[Dataset items]
=======

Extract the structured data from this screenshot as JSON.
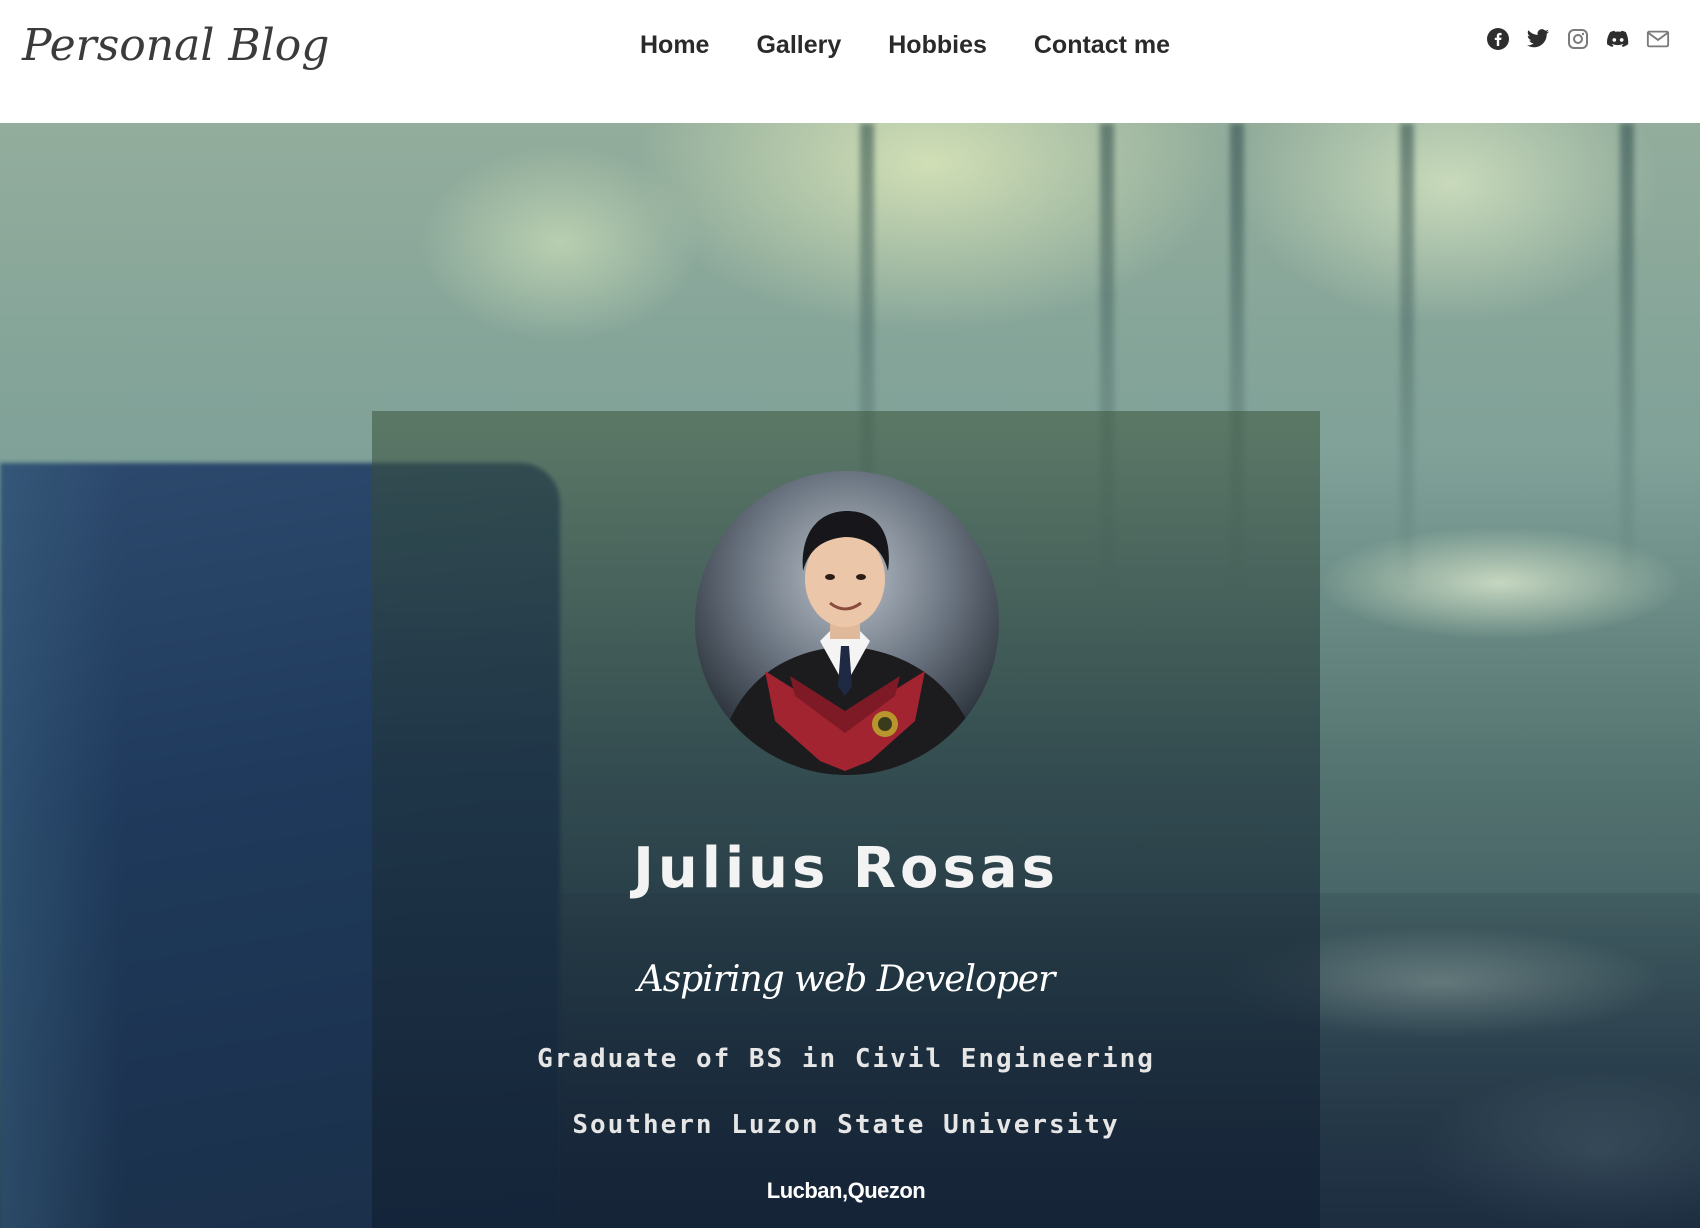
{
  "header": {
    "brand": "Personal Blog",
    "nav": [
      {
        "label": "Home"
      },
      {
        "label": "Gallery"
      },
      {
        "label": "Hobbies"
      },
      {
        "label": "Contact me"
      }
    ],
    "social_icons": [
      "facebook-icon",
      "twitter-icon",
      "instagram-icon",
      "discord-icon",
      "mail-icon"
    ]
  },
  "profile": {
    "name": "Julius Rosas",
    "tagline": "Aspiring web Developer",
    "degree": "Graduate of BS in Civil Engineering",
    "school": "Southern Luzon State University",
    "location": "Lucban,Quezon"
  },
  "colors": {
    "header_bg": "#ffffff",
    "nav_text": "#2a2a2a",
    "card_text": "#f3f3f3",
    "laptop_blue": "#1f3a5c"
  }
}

=======

→ Written problem
Repeat every record precisely. Any picture among them stays out of the copy.

→ Response below
Extract the structured data from this screenshot as JSON.
{
  "header": {
    "brand": "Personal Blog",
    "nav": [
      {
        "label": "Home"
      },
      {
        "label": "Gallery"
      },
      {
        "label": "Hobbies"
      },
      {
        "label": "Contact me"
      }
    ],
    "social_icons": [
      "facebook-icon",
      "twitter-icon",
      "instagram-icon",
      "discord-icon",
      "mail-icon"
    ]
  },
  "profile": {
    "name": "Julius Rosas",
    "tagline": "Aspiring web Developer",
    "degree": "Graduate of BS in Civil Engineering",
    "school": "Southern Luzon State University",
    "location": "Lucban,Quezon"
  },
  "colors": {
    "header_bg": "#ffffff",
    "nav_text": "#2a2a2a",
    "card_text": "#f3f3f3",
    "laptop_blue": "#1f3a5c"
  }
}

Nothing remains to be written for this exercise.